What you are asked to do: Everything in the data should be repeated exactly, save for the images.
* * *
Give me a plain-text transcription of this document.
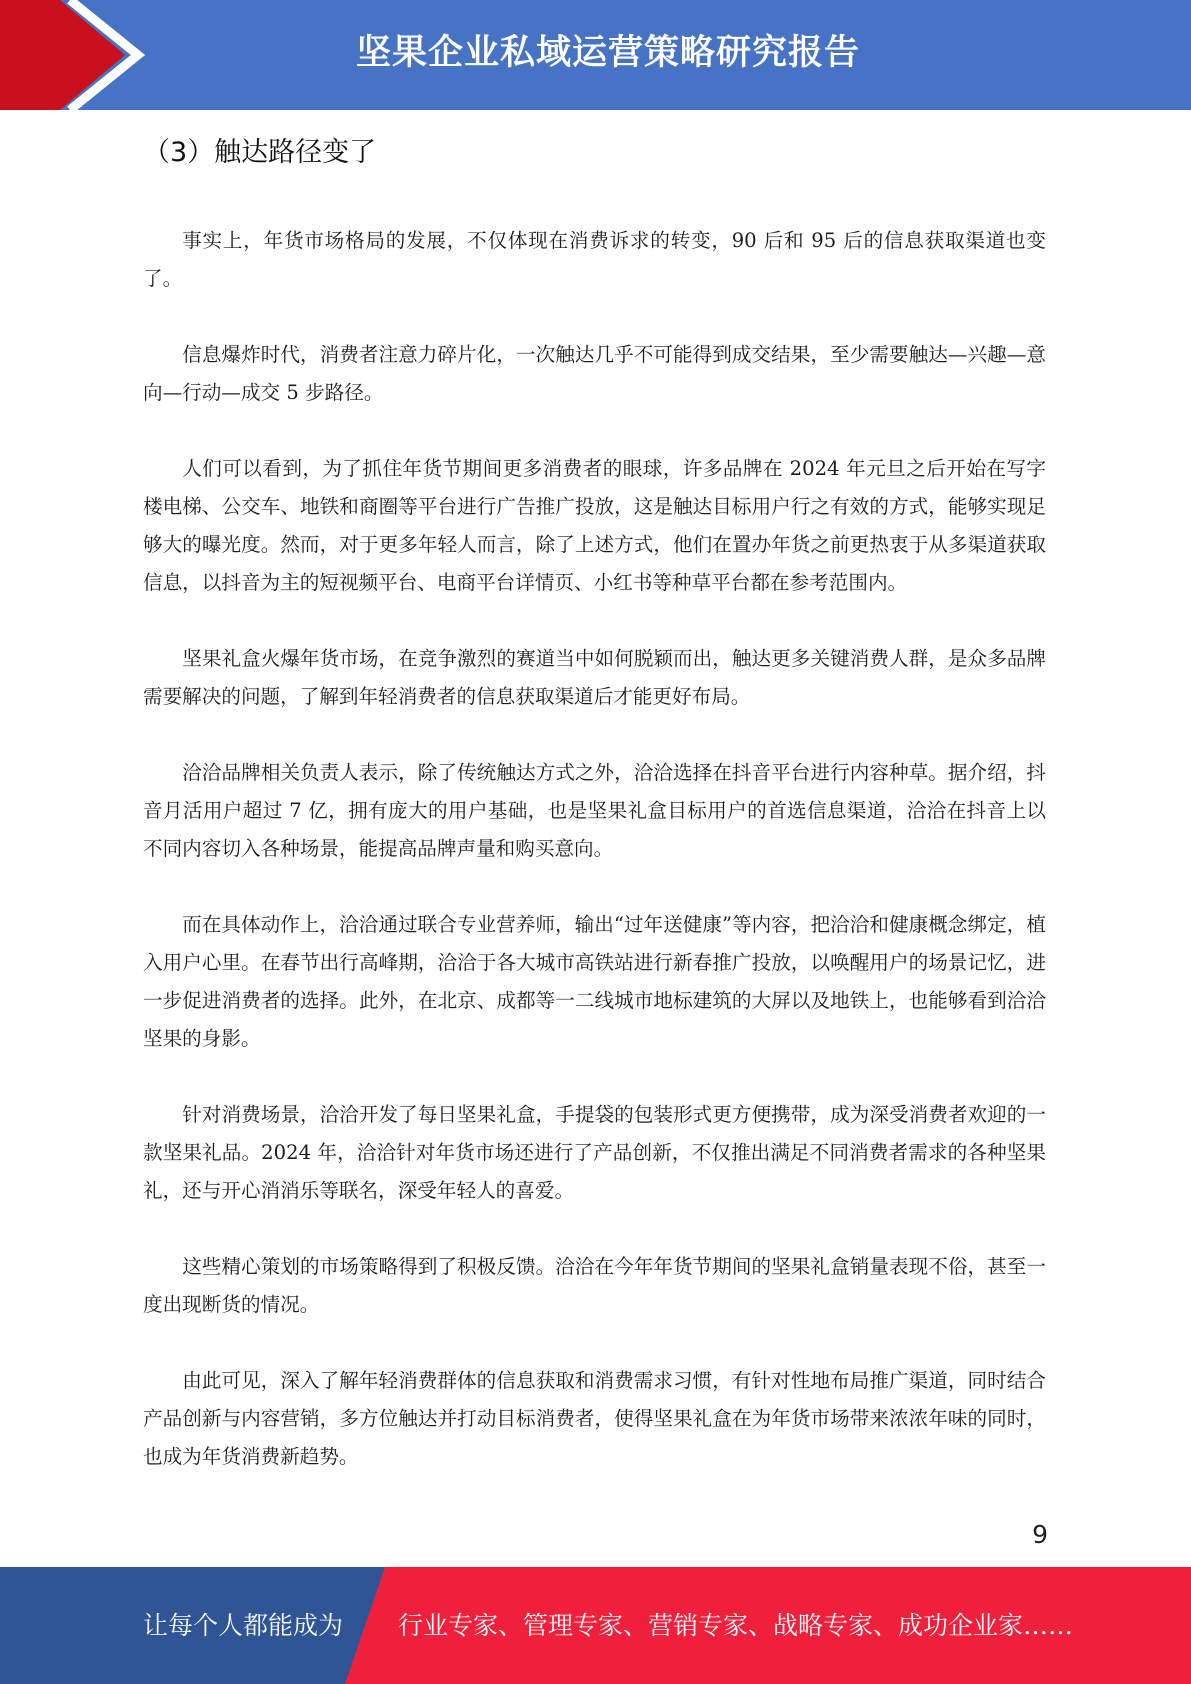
坚果企业私域运营策略研究报告
（3）触达路径变了

事实上，年货市场格局的发展，不仅体现在消费诉求的转变，90 后和 95 后的信息获取渠道也变了。

信息爆炸时代，消费者注意力碎片化，一次触达几乎不可能得到成交结果，至少需要触达—兴趣—意向—行动—成交 5 步路径。

人们可以看到，为了抓住年货节期间更多消费者的眼球，许多品牌在 2024 年元旦之后开始在写字楼电梯、公交车、地铁和商圈等平台进行广告推广投放，这是触达目标用户行之有效的方式，能够实现足够大的曝光度。然而，对于更多年轻人而言，除了上述方式，他们在置办年货之前更热衷于从多渠道获取信息，以抖音为主的短视频平台、电商平台详情页、小红书等种草平台都在参考范围内。

坚果礼盒火爆年货市场，在竞争激烈的赛道当中如何脱颖而出，触达更多关键消费人群，是众多品牌需要解决的问题，了解到年轻消费者的信息获取渠道后才能更好布局。

洽洽品牌相关负责人表示，除了传统触达方式之外，洽洽选择在抖音平台进行内容种草。据介绍，抖音月活用户超过 7 亿，拥有庞大的用户基础，也是坚果礼盒目标用户的首选信息渠道，洽洽在抖音上以不同内容切入各种场景，能提高品牌声量和购买意向。

而在具体动作上，洽洽通过联合专业营养师，输出“过年送健康”等内容，把洽洽和健康概念绑定，植入用户心里。在春节出行高峰期，洽洽于各大城市高铁站进行新春推广投放，以唤醒用户的场景记忆，进一步促进消费者的选择。此外，在北京、成都等一二线城市地标建筑的大屏以及地铁上，也能够看到洽洽坚果的身影。

针对消费场景，洽洽开发了每日坚果礼盒，手提袋的包装形式更方便携带，成为深受消费者欢迎的一款坚果礼品。2024 年，洽洽针对年货市场还进行了产品创新，不仅推出满足不同消费者需求的各种坚果礼，还与开心消消乐等联名，深受年轻人的喜爱。

这些精心策划的市场策略得到了积极反馈。洽洽在今年年货节期间的坚果礼盒销量表现不俗，甚至一度出现断货的情况。

由此可见，深入了解年轻消费群体的信息获取和消费需求习惯，有针对性地布局推广渠道，同时结合产品创新与内容营销，多方位触达并打动目标消费者，使得坚果礼盒在为年货市场带来浓浓年味的同时，也成为年货消费新趋势。

9
让每个人都能成为 行业专家、管理专家、营销专家、战略专家、成功企业家……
* * *
Response:
Give me a plain-text transcription of this document.
坚果企业私域运营策略研究报告
（3）触达路径变了

事实上，年货市场格局的发展，不仅体现在消费诉求的转变，90 后和 95 后的信息获取渠道也变了。

信息爆炸时代，消费者注意力碎片化，一次触达几乎不可能得到成交结果，至少需要触达—兴趣—意向—行动—成交 5 步路径。

人们可以看到，为了抓住年货节期间更多消费者的眼球，许多品牌在 2024 年元旦之后开始在写字楼电梯、公交车、地铁和商圈等平台进行广告推广投放，这是触达目标用户行之有效的方式，能够实现足够大的曝光度。然而，对于更多年轻人而言，除了上述方式，他们在置办年货之前更热衷于从多渠道获取信息，以抖音为主的短视频平台、电商平台详情页、小红书等种草平台都在参考范围内。

坚果礼盒火爆年货市场，在竞争激烈的赛道当中如何脱颖而出，触达更多关键消费人群，是众多品牌需要解决的问题，了解到年轻消费者的信息获取渠道后才能更好布局。

洽洽品牌相关负责人表示，除了传统触达方式之外，洽洽选择在抖音平台进行内容种草。据介绍，抖音月活用户超过 7 亿，拥有庞大的用户基础，也是坚果礼盒目标用户的首选信息渠道，洽洽在抖音上以不同内容切入各种场景，能提高品牌声量和购买意向。

而在具体动作上，洽洽通过联合专业营养师，输出“过年送健康”等内容，把洽洽和健康概念绑定，植入用户心里。在春节出行高峰期，洽洽于各大城市高铁站进行新春推广投放，以唤醒用户的场景记忆，进一步促进消费者的选择。此外，在北京、成都等一二线城市地标建筑的大屏以及地铁上，也能够看到洽洽坚果的身影。

针对消费场景，洽洽开发了每日坚果礼盒，手提袋的包装形式更方便携带，成为深受消费者欢迎的一款坚果礼品。2024 年，洽洽针对年货市场还进行了产品创新，不仅推出满足不同消费者需求的各种坚果礼，还与开心消消乐等联名，深受年轻人的喜爱。

这些精心策划的市场策略得到了积极反馈。洽洽在今年年货节期间的坚果礼盒销量表现不俗，甚至一度出现断货的情况。

由此可见，深入了解年轻消费群体的信息获取和消费需求习惯，有针对性地布局推广渠道，同时结合产品创新与内容营销，多方位触达并打动目标消费者，使得坚果礼盒在为年货市场带来浓浓年味的同时，也成为年货消费新趋势。

9
让每个人都能成为 行业专家、管理专家、营销专家、战略专家、成功企业家……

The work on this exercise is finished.